> To do: Pull every line holding the string "title" from the records below.

> Listing:
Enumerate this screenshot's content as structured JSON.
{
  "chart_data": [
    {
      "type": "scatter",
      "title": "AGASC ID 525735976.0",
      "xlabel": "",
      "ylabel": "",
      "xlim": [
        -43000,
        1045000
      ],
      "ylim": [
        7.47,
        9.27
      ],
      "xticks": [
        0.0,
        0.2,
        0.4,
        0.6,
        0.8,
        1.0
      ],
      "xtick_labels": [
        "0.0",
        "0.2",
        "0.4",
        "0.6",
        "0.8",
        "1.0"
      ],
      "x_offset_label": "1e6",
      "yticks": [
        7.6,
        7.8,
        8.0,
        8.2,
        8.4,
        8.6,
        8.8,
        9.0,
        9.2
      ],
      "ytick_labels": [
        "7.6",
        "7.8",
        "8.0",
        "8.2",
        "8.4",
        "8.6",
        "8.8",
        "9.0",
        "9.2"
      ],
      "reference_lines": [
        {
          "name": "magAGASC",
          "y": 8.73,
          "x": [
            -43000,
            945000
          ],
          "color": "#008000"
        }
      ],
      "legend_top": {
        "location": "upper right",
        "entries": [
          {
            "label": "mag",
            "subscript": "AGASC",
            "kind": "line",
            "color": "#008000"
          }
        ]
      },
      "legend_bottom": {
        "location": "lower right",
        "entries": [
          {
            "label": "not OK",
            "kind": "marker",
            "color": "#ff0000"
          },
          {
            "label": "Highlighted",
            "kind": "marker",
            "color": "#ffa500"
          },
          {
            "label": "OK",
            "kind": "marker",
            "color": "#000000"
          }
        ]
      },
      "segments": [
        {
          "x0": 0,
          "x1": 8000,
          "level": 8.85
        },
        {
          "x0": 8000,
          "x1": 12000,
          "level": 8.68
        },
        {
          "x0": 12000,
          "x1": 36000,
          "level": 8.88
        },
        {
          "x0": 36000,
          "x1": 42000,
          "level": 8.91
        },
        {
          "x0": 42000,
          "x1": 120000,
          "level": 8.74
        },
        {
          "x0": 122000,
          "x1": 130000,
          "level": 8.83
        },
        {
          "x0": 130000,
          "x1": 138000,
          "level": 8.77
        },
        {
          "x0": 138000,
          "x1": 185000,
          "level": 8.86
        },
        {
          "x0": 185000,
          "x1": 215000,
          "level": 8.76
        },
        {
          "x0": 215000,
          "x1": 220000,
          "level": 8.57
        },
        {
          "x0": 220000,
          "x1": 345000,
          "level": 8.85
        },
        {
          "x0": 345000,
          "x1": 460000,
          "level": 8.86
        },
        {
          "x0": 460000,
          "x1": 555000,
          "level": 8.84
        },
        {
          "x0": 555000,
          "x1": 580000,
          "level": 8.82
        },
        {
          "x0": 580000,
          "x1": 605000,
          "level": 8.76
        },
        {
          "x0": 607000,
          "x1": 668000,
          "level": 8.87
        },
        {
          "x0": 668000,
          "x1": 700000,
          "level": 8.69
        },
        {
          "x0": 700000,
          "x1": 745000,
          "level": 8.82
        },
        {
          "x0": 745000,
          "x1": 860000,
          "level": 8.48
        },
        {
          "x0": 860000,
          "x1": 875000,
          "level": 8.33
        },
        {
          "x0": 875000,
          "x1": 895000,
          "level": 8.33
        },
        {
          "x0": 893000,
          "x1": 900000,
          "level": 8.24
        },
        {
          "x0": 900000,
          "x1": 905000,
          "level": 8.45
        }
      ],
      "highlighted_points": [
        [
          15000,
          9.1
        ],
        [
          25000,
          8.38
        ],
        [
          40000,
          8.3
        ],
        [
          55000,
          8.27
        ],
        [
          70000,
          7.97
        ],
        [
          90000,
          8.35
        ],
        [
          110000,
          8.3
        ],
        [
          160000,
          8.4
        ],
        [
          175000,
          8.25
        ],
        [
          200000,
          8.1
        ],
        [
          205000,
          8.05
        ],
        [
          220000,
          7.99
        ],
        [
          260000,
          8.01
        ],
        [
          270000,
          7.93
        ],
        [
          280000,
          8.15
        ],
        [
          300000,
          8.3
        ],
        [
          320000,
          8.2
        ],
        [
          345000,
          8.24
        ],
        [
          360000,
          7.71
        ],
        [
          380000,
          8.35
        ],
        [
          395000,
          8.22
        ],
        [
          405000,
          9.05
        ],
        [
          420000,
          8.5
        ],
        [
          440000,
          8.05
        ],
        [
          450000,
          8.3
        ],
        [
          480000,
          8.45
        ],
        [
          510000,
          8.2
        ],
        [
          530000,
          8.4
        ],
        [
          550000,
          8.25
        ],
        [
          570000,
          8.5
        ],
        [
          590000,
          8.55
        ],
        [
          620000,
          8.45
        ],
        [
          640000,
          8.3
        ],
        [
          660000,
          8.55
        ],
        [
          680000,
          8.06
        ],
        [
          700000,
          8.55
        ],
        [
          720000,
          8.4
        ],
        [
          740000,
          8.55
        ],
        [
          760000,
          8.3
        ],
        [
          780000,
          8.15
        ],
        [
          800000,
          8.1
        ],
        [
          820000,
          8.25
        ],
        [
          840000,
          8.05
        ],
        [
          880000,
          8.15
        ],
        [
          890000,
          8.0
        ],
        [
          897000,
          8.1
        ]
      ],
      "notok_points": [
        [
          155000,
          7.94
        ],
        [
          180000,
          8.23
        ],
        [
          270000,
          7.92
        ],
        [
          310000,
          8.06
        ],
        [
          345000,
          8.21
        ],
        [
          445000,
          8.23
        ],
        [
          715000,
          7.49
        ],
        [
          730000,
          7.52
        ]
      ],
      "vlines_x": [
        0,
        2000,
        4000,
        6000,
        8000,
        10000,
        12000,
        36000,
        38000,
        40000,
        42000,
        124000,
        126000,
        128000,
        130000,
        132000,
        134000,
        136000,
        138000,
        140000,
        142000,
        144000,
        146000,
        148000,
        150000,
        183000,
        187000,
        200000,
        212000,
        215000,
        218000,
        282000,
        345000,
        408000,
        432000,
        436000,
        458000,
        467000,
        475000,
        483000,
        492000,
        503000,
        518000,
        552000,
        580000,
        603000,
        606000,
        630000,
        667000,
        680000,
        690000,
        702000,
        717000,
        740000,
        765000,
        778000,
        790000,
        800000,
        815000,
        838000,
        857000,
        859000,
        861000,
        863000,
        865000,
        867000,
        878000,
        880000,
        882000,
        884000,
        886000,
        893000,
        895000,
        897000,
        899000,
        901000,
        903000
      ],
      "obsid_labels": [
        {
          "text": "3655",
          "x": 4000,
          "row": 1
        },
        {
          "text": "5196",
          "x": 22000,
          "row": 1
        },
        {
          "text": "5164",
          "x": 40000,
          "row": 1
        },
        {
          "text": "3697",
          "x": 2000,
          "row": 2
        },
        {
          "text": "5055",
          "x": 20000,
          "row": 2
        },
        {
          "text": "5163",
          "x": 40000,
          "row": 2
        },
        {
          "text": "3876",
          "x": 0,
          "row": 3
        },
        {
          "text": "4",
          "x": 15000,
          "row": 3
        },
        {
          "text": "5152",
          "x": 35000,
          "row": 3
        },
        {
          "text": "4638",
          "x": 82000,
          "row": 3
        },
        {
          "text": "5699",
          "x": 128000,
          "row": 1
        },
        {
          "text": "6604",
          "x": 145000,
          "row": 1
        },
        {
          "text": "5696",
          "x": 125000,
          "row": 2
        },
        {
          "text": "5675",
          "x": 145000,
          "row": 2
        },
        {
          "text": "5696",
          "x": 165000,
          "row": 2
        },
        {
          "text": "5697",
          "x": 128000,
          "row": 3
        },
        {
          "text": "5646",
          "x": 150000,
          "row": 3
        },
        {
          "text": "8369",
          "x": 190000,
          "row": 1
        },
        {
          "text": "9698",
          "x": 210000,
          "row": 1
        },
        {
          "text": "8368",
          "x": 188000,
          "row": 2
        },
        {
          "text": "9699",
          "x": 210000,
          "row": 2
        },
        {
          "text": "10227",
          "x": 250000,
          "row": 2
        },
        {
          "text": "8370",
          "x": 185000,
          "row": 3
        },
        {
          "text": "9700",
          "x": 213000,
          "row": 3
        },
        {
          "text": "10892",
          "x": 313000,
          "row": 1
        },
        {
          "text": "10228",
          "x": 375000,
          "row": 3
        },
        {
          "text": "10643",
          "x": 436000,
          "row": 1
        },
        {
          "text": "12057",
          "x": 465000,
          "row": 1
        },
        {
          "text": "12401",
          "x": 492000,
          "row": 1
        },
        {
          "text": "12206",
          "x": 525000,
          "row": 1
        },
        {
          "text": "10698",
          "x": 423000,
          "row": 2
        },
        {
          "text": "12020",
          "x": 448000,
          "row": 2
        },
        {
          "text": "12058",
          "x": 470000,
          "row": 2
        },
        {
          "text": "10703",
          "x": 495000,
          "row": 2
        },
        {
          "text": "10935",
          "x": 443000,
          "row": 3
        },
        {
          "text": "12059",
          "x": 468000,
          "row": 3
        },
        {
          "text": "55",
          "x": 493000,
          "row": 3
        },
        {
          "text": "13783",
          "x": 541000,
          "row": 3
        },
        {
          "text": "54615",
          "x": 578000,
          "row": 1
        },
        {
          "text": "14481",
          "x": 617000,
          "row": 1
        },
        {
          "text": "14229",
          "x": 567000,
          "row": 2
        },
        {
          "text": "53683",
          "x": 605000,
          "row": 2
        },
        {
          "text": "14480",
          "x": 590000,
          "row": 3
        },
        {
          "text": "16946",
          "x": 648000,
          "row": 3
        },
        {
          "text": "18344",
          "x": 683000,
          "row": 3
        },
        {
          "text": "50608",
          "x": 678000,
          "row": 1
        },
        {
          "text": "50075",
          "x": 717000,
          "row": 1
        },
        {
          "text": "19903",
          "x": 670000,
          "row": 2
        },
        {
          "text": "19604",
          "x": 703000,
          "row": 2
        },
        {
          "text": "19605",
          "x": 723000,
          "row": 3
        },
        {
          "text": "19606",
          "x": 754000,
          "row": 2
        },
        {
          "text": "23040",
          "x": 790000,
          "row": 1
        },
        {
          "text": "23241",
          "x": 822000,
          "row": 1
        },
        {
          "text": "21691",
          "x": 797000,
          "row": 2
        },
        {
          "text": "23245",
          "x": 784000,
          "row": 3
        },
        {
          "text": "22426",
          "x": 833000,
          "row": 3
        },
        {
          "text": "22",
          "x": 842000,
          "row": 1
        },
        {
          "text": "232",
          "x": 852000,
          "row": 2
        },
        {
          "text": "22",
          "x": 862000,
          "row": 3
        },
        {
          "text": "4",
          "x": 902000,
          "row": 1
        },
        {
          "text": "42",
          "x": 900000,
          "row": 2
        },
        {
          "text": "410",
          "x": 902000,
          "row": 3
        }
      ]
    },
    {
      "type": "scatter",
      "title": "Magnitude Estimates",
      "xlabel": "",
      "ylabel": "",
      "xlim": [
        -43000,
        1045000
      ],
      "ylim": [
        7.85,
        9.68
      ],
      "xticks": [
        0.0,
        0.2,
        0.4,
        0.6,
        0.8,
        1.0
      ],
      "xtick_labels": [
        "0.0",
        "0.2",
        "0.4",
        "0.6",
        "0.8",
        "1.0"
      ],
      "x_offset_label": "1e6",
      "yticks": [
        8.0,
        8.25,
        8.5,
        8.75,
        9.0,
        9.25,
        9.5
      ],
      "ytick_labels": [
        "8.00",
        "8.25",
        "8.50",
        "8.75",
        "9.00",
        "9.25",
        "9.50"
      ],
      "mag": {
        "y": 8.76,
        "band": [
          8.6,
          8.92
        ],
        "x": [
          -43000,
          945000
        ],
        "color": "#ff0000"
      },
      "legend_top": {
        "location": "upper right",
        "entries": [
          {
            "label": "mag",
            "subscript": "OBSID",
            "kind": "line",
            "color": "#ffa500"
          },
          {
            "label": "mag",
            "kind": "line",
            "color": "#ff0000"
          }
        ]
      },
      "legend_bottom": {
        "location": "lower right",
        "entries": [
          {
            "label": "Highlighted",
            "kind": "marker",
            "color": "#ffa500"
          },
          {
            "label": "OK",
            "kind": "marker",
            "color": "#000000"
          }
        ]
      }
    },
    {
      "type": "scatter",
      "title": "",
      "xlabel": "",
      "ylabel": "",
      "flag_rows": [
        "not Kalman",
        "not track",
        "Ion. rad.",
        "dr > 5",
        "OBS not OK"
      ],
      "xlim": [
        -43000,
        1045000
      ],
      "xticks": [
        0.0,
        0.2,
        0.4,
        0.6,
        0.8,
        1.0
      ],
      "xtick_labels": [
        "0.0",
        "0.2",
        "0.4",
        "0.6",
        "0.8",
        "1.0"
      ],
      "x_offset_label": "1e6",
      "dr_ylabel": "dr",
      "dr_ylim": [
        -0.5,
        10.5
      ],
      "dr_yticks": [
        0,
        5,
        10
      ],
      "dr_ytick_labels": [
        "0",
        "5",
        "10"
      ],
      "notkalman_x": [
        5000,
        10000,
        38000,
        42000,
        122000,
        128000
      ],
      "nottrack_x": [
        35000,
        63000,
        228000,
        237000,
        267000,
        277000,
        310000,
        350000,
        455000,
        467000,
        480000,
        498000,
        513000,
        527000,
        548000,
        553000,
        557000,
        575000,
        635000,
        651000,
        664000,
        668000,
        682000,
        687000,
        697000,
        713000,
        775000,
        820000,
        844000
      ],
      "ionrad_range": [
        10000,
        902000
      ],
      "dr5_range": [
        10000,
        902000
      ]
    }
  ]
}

> The reply:
      "title": "AGASC ID 525735976.0",
      "title": "Magnitude Estimates",
      "title": "",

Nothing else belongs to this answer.